CHINAHOY

1-June-2015

L’alimentaire « made in France » : bientôt en Chine ?

 

En France comme en Chine, la gastronomie est une « pièce de choix », que les peuples sont fiers de présenter aux autres pays. Il existe déjà des groupes, comme les Maisons Sud-Ouest France, qui promeuvent les produits du terroir français en Chine. Mais la demande est-elle au rendez-vous ?

 

 

ANAÏS CHAILLOLEAU, membre de la rédaction

 

En décembre 2013, après six années de négociations, le ministre délégué à l’Agroalimentaire Guillaume Garot avait annoncé avec enthousiasme : « Je viens de signer, avec les autorités chinoises de la quarantaine un protocole, qui est la dernière étape avant l’agrément des entreprises françaises de charcuterie ». En mars 2014, trois groupes de l’Hexagone avaient obtenu l’autorisation tant attendue : Delpeyrat pour le jambon de Bayonne, Brocéliande (groupe Cooperl) pour le jambon cuit et la PME Sacor (Bastides Salaisons) pour le saucisson sec. « Cette publication constitue une excellente nouvelle à un moment où le secteur agroalimentaire français mène une bataille à l’export et où le marché chinois constitue une opportunité pour de nombreuses entreprises », s’était alors félicité Stéphane Le Foll, ministre de l’Agriculture.

 

La France exporte majoritairement vers la Chine des produits aéronautiques et nucléaires. Mais tandis que la Chine souhaite de plus en plus concevoir et fabriquer de manière autonome ses nouvelles technologies, tout en mettant l’accent sur la consommation intérieure, l’Hexagone cherche à exporter son « art de vivre », si loué à l’étranger. Après avoir déversé des litres de vin sur le marché chinois, elle compte y acheminer des marchandises alimentaires encore plus symboliques de sa culture, de ses valeurs, de ses terroirs.

### Exercice proposé A
Répondez aux questions suivantes sur l'article consacré à l'alimentaire français en Chine :
(i) Quel groupe est cité comme promoteur des produits du terroir français en Chine ?
(ii) Combien d'années de négociations ont précédé l'annonce de décembre 2013 ?
(iii) Quels produits la France exporte-t-elle majoritairement vers la Chine ?
### Exercice proposé B
Dans l'article consacré à l'alimentaire français en Chine, recopiez le passage qui s'ouvre sur les mots contenant « En décembre 2013, après » et se clôt sur « ministre de l’Agriculture. », en substituant « jambon sec » à « jambon de Bayonne ».

### Enregistrements fournis

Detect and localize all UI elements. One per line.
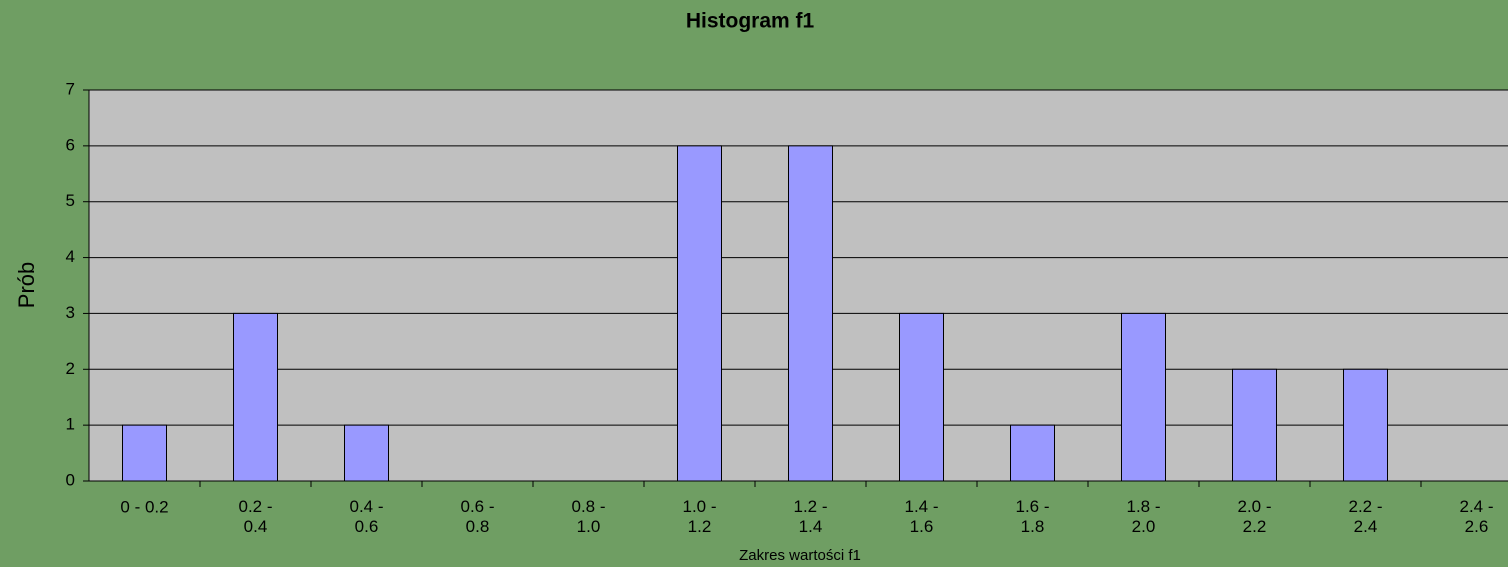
bar	[1343, 368, 1388, 482]
y-tick-label: 6	[66, 135, 75, 154]
y-axis-label: Prób	[14, 262, 39, 308]
bar	[788, 145, 833, 482]
chart-title: Histogram f1	[686, 10, 815, 33]
bar	[344, 424, 389, 482]
bar	[1010, 424, 1055, 482]
x-tick-label-line: 2.2	[1243, 517, 1267, 536]
x-tick-label-line: 0.8	[466, 517, 490, 536]
y-tick-label: 7	[66, 79, 75, 98]
x-tick-label-line: 2.0 -	[1237, 497, 1271, 516]
x-tick-label: 0.6 -0.8	[460, 497, 494, 536]
x-tick-label-line: 1.6 -	[1015, 497, 1049, 516]
x-tick-label: 1.8 -2.0	[1126, 497, 1160, 536]
x-axis-label: Zakres wartości f1	[739, 547, 861, 564]
x-tick-label-line: 1.4	[799, 517, 823, 536]
x-tick-label: 1.2 -1.4	[793, 497, 827, 536]
bar	[122, 424, 167, 482]
bar	[233, 312, 278, 482]
x-tick-label-line: 1.8	[1021, 517, 1045, 536]
x-tick-label-line: 1.0 -	[682, 497, 716, 516]
x-tick-label-line: 0.4 -	[349, 497, 383, 516]
x-tick-label: 1.6 -1.8	[1015, 497, 1049, 536]
x-tick-label-line: 1.2	[688, 517, 712, 536]
x-tick-label: 1.0 -1.2	[682, 497, 716, 536]
y-tick-label: 0	[66, 470, 75, 489]
bar	[1121, 312, 1166, 482]
x-tick-label-line: 2.4	[1354, 517, 1378, 536]
x-tick-label: 0.4 -0.6	[349, 497, 383, 536]
y-tick-label: 3	[66, 303, 75, 322]
x-tick-label-line: 2.4 -	[1459, 497, 1493, 516]
x-tick-label-line: 2.2 -	[1348, 497, 1382, 516]
x-tick-label-line: 1.2 -	[793, 497, 827, 516]
x-tick-label-line: 1.6	[910, 517, 934, 536]
x-tick-label-line: 0.6 -	[460, 497, 494, 516]
x-tick-label: 1.4 -1.6	[904, 497, 938, 536]
x-tick-label-line: 0.4	[244, 517, 268, 536]
y-tick-label: 2	[66, 359, 75, 378]
x-tick-label-line: 1.8 -	[1126, 497, 1160, 516]
x-tick-label-line: 0.2 -	[238, 497, 272, 516]
y-tick-label: 4	[66, 247, 75, 266]
x-tick-label-line: 0.6	[355, 517, 379, 536]
x-tick-label: 2.2 -2.4	[1348, 497, 1382, 536]
x-tick-label-line: 2.6	[1465, 517, 1489, 536]
x-tick-label-line: 1.0	[577, 517, 601, 536]
bar	[899, 312, 944, 482]
bar	[1232, 368, 1277, 482]
x-tick-label-line: 0.8 -	[571, 497, 605, 516]
x-tick-label: 2.0 -2.2	[1237, 497, 1271, 536]
x-tick-label-line: 2.0	[1132, 517, 1156, 536]
x-tick-label-line: 1.4 -	[904, 497, 938, 516]
y-tick-label: 5	[66, 191, 75, 210]
x-tick-label: 2.4 -2.6	[1459, 497, 1493, 536]
x-tick-label: 0.8 -1.0	[571, 497, 605, 536]
y-tick-label: 1	[66, 415, 75, 434]
bar	[677, 145, 722, 482]
x-tick-label: 0.2 -0.4	[238, 497, 272, 536]
x-tick-label: 0 - 0.2	[120, 497, 168, 516]
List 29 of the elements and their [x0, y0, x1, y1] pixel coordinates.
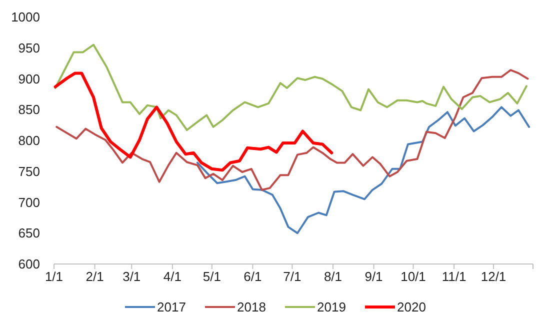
y-tick-label: 850 [18, 102, 40, 118]
x-tick-label: 3/1 [122, 269, 141, 284]
legend-label: 2017 [157, 300, 186, 315]
x-tick-label: 1/1 [44, 269, 64, 284]
y-tick-label: 900 [18, 71, 40, 86]
x-tick-label: 6/1 [244, 269, 262, 284]
y-tick-label: 750 [18, 164, 40, 179]
x-tick-label: 2/1 [86, 269, 104, 284]
y-tick-label: 950 [18, 40, 40, 56]
line-series [54, 44, 528, 132]
line-series [196, 106, 530, 234]
x-tick-label: 12/1 [480, 269, 506, 284]
x-tick-label: 7/1 [283, 269, 302, 284]
y-tick-label: 1000 [11, 10, 40, 25]
legend-label: 2020 [397, 300, 426, 315]
line-series [56, 69, 529, 191]
x-tick-label: 11/1 [442, 269, 466, 284]
legend-label: 2019 [317, 300, 346, 315]
y-tick-label: 600 [18, 256, 40, 272]
x-tick-label: 8/1 [324, 269, 342, 284]
x-tick-label: 4/1 [163, 269, 182, 284]
line-series [54, 72, 334, 172]
x-tick-label: 10/1 [400, 269, 426, 284]
x-tick-label: 9/1 [364, 269, 383, 284]
y-tick-label: 800 [18, 133, 40, 148]
x-tick-label: 5/1 [202, 269, 221, 284]
y-tick-label: 700 [18, 194, 40, 210]
y-tick-label: 650 [18, 226, 40, 241]
legend-label: 2018 [237, 300, 266, 315]
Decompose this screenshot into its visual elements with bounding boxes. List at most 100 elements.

### Corrigé A
(i) Les Maisons Sud-Ouest France.
(ii) Six années.
(iii) Des produits aéronautiques et nucléaires.

### Corrigé B
En décembre 2013, après six années de négociations, le ministre délégué à l’Agroalimentaire Guillaume Garot avait annoncé avec enthousiasme : « Je viens de signer, avec les autorités chinoises de la quarantaine un protocole, qui est la dernière étape avant l’agrément des entreprises françaises de charcuterie ». En mars 2014, trois groupes de l’Hexagone avaient obtenu l’autorisation tant attendue : Delpeyrat pour le jambon sec, Brocéliande (groupe Cooperl) pour le jambon cuit et la PME Sacor (Bastides Salaisons) pour le saucisson sec. « Cette publication constitue une excellente nouvelle à un moment où le secteur agroalimentaire français mène une bataille à l’export et où le marché chinois constitue une opportunité pour de nombreuses entreprises », s’était alors félicité Stéphane Le Foll, ministre de l’Agriculture.